• WHAT IS ASKED: Take every line from the material that has the word "type" in it.

Chart and figure data:
»»

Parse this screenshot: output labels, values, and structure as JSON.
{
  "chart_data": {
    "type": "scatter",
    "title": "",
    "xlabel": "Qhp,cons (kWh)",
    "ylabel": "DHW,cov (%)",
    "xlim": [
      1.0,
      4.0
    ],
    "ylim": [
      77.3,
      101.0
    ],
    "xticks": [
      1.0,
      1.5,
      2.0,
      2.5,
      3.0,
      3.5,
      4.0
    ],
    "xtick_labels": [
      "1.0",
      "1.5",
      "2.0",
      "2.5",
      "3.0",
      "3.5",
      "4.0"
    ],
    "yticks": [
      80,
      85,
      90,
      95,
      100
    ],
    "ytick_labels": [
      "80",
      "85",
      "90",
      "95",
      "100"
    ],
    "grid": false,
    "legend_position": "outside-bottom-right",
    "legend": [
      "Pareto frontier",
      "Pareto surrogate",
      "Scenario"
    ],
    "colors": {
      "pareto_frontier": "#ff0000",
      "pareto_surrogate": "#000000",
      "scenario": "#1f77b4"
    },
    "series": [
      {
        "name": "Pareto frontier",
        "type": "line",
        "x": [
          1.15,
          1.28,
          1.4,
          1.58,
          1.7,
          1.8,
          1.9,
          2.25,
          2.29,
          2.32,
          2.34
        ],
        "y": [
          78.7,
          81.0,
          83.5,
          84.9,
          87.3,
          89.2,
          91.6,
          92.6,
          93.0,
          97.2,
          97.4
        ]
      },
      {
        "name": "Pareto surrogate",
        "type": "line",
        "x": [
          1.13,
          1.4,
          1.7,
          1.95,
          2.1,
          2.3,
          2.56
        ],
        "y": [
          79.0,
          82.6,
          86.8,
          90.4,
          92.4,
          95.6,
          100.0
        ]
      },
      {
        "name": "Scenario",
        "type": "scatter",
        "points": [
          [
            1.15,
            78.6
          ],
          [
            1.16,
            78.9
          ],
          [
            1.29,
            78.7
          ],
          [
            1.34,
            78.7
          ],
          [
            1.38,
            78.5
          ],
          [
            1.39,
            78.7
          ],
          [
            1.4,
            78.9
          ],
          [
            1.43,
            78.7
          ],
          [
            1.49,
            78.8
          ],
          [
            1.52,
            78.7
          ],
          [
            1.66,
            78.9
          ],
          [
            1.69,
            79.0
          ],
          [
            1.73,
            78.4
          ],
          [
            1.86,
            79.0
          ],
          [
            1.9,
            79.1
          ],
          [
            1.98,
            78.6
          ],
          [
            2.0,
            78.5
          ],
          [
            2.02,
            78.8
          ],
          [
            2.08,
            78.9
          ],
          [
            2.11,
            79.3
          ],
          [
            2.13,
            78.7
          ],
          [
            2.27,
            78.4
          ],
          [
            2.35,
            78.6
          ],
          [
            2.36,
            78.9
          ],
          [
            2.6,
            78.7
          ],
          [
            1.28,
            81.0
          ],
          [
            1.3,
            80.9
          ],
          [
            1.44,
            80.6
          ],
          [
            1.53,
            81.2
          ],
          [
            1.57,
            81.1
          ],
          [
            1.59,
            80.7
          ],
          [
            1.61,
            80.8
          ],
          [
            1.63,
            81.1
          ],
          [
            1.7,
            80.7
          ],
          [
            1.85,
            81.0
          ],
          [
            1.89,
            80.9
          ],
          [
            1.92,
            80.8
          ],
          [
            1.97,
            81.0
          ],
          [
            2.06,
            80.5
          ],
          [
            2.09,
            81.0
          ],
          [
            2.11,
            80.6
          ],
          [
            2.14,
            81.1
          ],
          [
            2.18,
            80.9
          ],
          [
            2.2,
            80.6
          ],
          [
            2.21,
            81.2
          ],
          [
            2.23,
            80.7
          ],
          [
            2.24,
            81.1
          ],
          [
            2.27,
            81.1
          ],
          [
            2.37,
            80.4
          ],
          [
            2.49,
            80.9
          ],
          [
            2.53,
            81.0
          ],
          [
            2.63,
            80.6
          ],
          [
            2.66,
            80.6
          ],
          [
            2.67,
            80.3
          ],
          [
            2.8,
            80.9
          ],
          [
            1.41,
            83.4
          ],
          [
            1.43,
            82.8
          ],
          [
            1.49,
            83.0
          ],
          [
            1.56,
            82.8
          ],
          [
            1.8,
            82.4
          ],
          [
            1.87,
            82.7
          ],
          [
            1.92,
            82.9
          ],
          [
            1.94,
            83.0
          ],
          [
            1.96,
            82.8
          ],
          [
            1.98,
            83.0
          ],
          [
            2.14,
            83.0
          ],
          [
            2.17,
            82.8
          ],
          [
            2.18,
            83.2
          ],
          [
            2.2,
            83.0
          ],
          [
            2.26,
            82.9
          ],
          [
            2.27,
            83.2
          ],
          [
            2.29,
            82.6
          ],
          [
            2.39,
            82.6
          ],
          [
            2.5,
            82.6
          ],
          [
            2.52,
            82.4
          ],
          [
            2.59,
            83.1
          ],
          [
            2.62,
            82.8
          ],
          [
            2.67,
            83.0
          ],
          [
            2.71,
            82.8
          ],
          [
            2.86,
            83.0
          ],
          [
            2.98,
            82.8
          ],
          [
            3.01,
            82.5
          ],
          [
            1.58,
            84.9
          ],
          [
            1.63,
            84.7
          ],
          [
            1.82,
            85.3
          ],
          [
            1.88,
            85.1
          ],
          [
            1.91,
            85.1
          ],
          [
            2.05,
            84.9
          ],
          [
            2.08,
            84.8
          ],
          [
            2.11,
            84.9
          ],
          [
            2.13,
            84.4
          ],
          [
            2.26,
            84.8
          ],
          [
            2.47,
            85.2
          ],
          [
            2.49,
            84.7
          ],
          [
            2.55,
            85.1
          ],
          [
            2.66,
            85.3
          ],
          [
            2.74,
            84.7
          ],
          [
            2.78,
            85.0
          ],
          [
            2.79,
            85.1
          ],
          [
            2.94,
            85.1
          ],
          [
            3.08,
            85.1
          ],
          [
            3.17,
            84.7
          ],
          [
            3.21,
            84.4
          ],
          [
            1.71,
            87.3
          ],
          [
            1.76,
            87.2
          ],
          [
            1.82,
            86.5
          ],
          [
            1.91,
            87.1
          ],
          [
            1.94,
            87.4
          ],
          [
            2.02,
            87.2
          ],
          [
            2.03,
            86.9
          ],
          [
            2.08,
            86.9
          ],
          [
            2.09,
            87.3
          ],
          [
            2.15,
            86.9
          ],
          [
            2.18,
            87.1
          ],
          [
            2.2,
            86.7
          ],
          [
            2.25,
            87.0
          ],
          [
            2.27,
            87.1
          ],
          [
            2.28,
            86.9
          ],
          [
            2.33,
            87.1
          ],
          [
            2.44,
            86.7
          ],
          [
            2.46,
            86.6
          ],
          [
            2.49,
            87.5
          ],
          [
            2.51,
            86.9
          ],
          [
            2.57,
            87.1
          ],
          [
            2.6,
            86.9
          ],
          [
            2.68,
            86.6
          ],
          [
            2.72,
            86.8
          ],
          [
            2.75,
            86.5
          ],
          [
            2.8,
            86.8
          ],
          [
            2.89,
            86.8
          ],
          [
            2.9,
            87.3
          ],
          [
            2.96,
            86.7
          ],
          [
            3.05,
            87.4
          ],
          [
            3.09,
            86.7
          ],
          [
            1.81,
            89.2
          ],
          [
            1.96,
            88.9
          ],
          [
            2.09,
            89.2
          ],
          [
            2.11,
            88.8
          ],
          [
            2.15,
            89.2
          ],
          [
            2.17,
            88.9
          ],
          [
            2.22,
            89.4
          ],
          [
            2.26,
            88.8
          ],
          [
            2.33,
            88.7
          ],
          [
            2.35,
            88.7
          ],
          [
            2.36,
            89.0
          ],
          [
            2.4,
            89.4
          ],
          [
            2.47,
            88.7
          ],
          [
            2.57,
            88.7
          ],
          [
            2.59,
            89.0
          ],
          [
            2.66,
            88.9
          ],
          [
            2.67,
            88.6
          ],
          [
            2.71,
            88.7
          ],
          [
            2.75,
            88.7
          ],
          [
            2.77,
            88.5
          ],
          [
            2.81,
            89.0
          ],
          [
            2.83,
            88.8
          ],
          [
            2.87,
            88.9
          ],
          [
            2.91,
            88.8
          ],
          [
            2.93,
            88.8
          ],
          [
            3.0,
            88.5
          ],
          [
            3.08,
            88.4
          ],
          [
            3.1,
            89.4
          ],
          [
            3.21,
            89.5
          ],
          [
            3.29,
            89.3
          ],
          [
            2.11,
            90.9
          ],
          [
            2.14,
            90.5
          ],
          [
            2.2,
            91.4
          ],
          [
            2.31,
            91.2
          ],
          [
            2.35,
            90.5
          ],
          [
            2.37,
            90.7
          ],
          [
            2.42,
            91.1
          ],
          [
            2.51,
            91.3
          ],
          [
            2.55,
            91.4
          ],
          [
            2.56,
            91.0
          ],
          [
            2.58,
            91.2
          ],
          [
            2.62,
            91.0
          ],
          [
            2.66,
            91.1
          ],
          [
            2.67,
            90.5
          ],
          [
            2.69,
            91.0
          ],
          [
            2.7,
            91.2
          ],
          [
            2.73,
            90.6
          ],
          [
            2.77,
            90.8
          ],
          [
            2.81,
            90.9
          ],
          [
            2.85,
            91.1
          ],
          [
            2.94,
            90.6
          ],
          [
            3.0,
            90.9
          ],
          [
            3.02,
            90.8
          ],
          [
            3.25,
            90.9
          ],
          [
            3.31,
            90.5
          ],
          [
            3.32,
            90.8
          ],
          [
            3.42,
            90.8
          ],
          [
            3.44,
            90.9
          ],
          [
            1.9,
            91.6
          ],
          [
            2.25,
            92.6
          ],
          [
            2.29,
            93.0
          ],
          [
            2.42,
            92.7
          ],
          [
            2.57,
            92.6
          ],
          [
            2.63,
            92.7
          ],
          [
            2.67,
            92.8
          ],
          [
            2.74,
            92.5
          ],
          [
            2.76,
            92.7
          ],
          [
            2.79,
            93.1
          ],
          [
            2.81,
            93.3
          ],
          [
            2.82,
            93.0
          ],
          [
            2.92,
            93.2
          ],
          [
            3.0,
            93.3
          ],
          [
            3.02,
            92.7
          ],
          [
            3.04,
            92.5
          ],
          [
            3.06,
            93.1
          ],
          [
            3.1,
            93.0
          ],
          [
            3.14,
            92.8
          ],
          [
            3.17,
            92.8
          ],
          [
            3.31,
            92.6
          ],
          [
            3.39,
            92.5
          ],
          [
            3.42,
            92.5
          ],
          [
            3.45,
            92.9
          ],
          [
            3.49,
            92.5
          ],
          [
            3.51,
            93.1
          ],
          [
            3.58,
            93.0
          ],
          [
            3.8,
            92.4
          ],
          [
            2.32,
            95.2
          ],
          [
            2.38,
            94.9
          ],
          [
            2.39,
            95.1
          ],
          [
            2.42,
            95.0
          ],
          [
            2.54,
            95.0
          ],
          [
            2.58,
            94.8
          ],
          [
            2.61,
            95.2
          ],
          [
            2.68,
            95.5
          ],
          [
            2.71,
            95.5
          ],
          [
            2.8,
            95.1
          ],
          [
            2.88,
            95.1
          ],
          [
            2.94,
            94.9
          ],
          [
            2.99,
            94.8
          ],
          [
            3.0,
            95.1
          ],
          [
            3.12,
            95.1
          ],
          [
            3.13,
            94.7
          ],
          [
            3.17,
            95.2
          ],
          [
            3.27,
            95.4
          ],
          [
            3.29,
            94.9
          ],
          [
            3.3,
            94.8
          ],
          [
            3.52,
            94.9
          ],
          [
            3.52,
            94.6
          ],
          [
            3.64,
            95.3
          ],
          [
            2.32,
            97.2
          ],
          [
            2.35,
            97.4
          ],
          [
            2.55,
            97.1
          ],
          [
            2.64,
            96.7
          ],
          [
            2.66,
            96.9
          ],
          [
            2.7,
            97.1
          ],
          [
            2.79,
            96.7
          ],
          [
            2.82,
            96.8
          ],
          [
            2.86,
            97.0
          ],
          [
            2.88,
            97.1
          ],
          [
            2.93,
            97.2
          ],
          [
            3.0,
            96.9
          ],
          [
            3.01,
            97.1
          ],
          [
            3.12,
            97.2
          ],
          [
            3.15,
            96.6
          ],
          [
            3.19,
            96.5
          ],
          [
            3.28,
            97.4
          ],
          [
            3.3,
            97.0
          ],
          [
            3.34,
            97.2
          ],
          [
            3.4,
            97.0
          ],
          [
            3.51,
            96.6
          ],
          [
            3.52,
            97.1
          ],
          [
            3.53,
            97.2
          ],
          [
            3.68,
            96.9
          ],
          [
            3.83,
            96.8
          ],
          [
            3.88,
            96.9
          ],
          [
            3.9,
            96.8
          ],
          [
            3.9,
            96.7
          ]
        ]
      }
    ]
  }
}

««

• FULL SOLUTION:
    "type": "scatter",
        "type": "line",
        "type": "line",
        "type": "scatter",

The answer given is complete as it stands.